Exercise objective — Copy each of the lines below word for word, but omit the pictures.

# Provided information start

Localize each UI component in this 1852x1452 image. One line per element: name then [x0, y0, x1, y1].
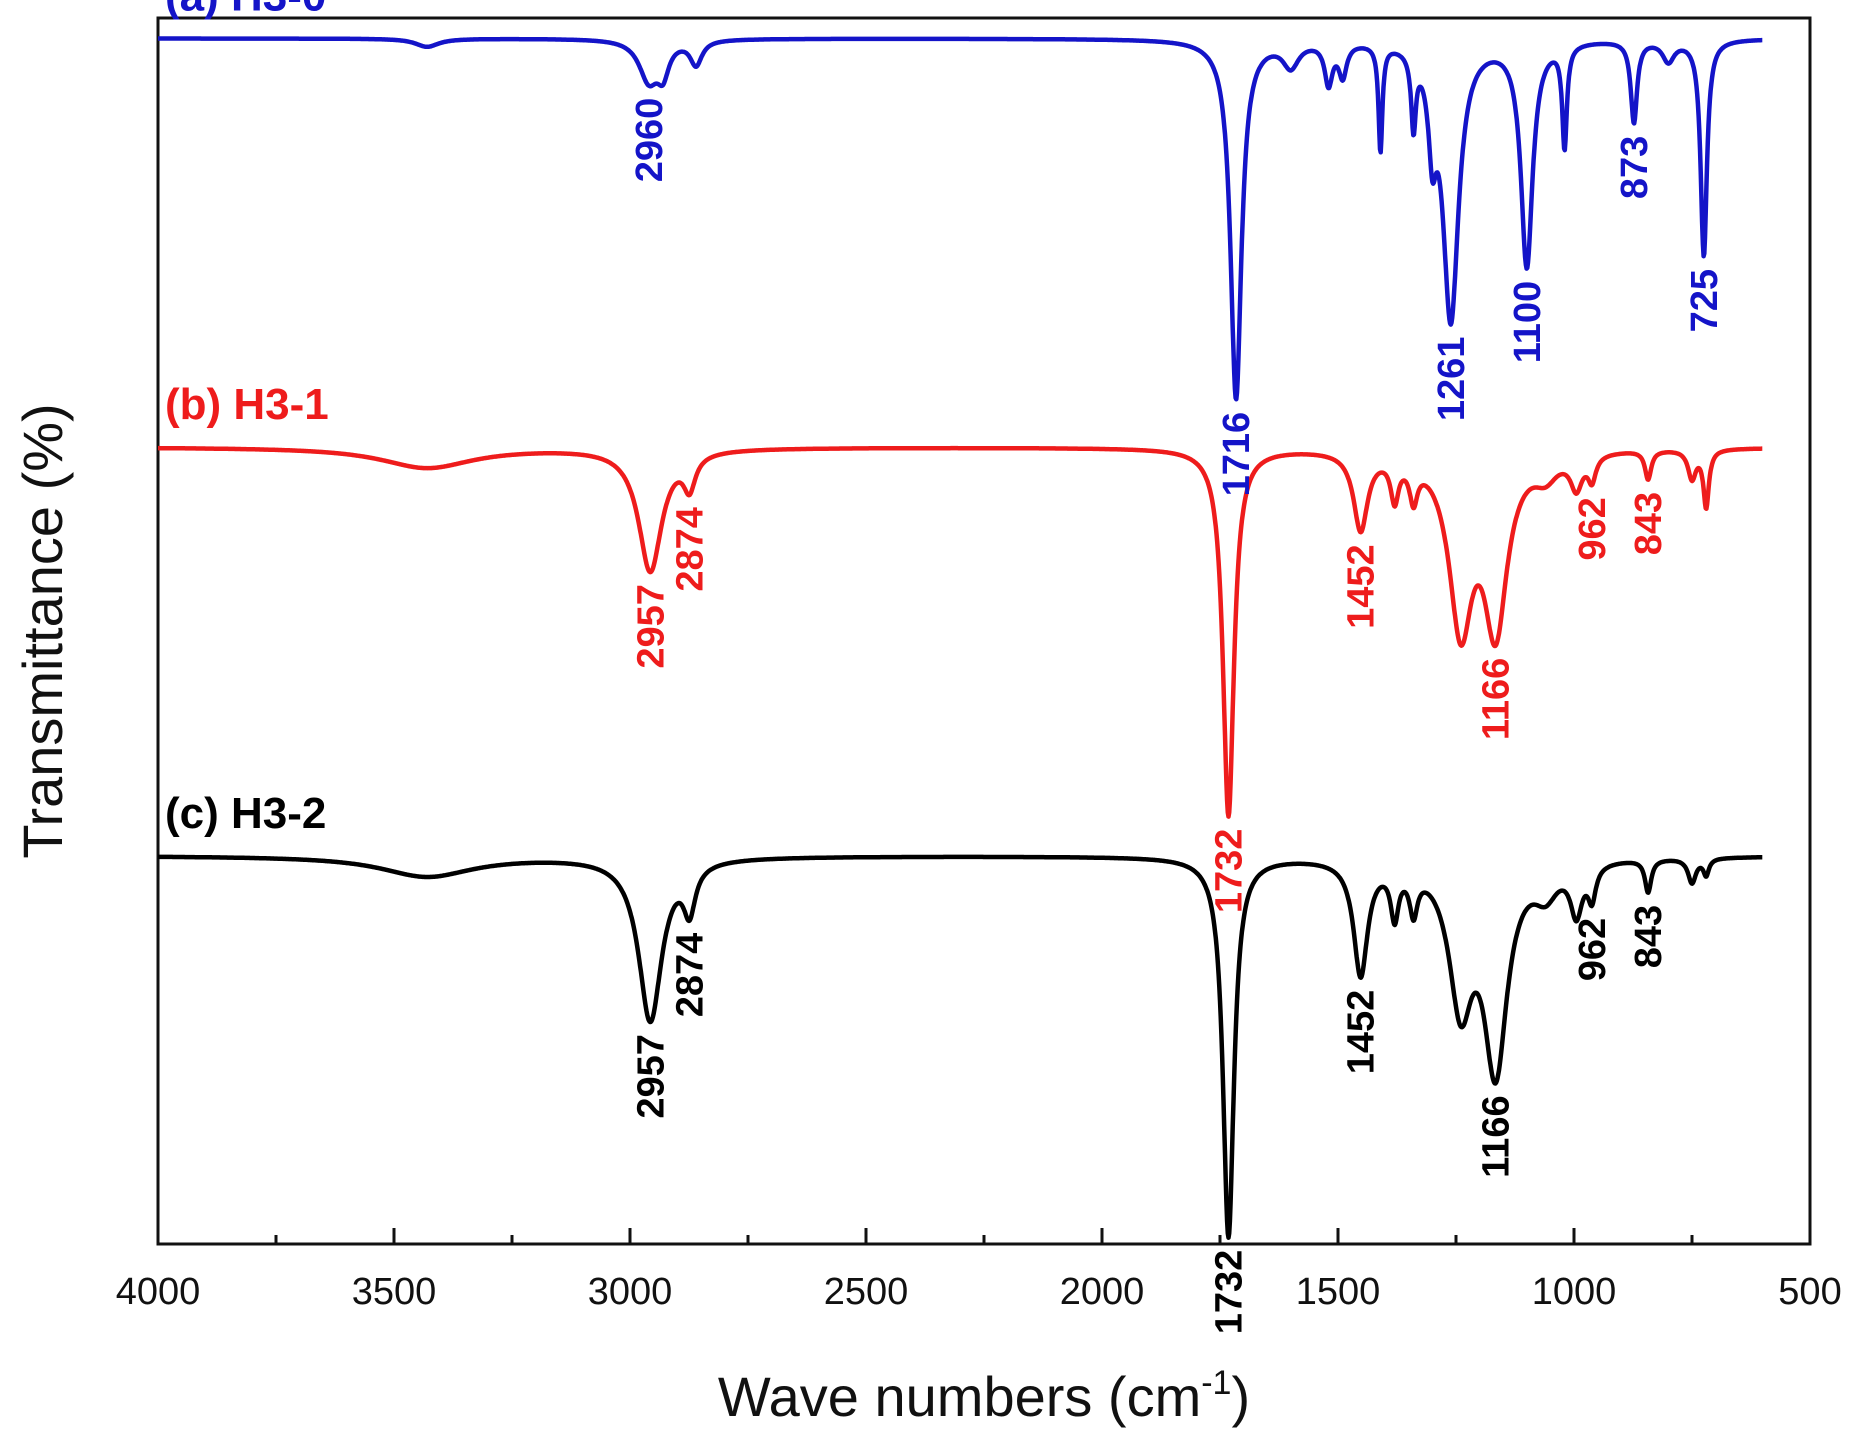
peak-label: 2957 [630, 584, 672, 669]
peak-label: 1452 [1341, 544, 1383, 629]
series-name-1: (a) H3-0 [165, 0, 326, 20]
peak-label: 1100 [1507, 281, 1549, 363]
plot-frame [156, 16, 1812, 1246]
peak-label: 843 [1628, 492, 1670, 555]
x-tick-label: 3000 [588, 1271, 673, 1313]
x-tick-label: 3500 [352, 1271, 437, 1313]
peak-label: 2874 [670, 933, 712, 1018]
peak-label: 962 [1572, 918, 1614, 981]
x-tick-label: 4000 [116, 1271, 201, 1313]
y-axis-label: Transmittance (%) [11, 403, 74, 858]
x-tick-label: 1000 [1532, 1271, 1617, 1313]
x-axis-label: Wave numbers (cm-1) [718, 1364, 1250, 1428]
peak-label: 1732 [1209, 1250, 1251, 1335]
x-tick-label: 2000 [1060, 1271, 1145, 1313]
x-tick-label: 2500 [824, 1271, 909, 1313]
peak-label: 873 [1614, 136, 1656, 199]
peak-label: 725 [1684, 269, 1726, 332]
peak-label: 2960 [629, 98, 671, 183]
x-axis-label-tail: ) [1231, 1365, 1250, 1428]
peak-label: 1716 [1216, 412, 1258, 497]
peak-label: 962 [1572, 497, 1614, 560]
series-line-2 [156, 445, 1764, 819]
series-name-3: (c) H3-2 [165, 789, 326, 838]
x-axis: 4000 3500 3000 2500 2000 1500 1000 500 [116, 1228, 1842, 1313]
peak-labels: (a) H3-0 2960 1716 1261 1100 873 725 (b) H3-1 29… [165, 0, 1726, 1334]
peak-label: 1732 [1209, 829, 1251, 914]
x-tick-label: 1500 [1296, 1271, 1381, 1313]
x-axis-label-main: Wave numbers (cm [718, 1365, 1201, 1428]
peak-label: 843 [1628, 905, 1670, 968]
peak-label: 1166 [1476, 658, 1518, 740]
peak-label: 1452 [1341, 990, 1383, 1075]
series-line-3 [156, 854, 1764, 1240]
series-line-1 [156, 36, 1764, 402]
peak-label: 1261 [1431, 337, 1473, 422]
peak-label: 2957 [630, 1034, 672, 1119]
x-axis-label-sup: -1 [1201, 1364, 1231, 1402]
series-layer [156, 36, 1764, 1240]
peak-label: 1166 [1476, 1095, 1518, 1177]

# Provided information end

Solution —
Localize each UI component in this 1852x1452 image. One line per element: name then [x0, y0, x1, y1].
peak-label: 2957 [630, 584, 672, 669]
peak-label: 1452 [1341, 544, 1383, 629]
series-name-1: (a) H3-0 [165, 0, 326, 20]
peak-label: 1100 [1507, 281, 1549, 363]
plot-frame [156, 16, 1812, 1246]
peak-label: 843 [1628, 492, 1670, 555]
x-tick-label: 3000 [588, 1271, 673, 1313]
x-tick-label: 3500 [352, 1271, 437, 1313]
peak-label: 2874 [670, 933, 712, 1018]
peak-label: 962 [1572, 918, 1614, 981]
x-tick-label: 4000 [116, 1271, 201, 1313]
y-axis-label: Transmittance (%) [11, 403, 74, 858]
x-tick-label: 1000 [1532, 1271, 1617, 1313]
x-axis-label: Wave numbers (cm-1) [718, 1364, 1250, 1428]
peak-label: 1732 [1209, 1250, 1251, 1335]
x-tick-label: 2000 [1060, 1271, 1145, 1313]
x-tick-label: 2500 [824, 1271, 909, 1313]
peak-label: 873 [1614, 136, 1656, 199]
peak-label: 725 [1684, 269, 1726, 332]
peak-label: 2960 [629, 98, 671, 183]
x-axis-label-tail: ) [1231, 1365, 1250, 1428]
peak-label: 1716 [1216, 412, 1258, 497]
peak-label: 962 [1572, 497, 1614, 560]
series-line-2 [156, 445, 1764, 819]
series-name-3: (c) H3-2 [165, 789, 326, 838]
x-axis: 4000 3500 3000 2500 2000 1500 1000 500 [116, 1228, 1842, 1313]
peak-labels: (a) H3-0 2960 1716 1261 1100 873 725 (b) H3-1 29… [165, 0, 1726, 1334]
peak-label: 1732 [1209, 829, 1251, 914]
x-tick-label: 1500 [1296, 1271, 1381, 1313]
x-axis-label-main: Wave numbers (cm [718, 1365, 1201, 1428]
peak-label: 843 [1628, 905, 1670, 968]
peak-label: 1166 [1476, 658, 1518, 740]
peak-label: 1452 [1341, 990, 1383, 1075]
series-line-3 [156, 854, 1764, 1240]
series-line-1 [156, 36, 1764, 402]
peak-label: 1261 [1431, 337, 1473, 422]
peak-label: 2957 [630, 1034, 672, 1119]
x-axis-label-sup: -1 [1201, 1364, 1231, 1402]
series-layer [156, 36, 1764, 1240]
peak-label: 1166 [1476, 1095, 1518, 1177]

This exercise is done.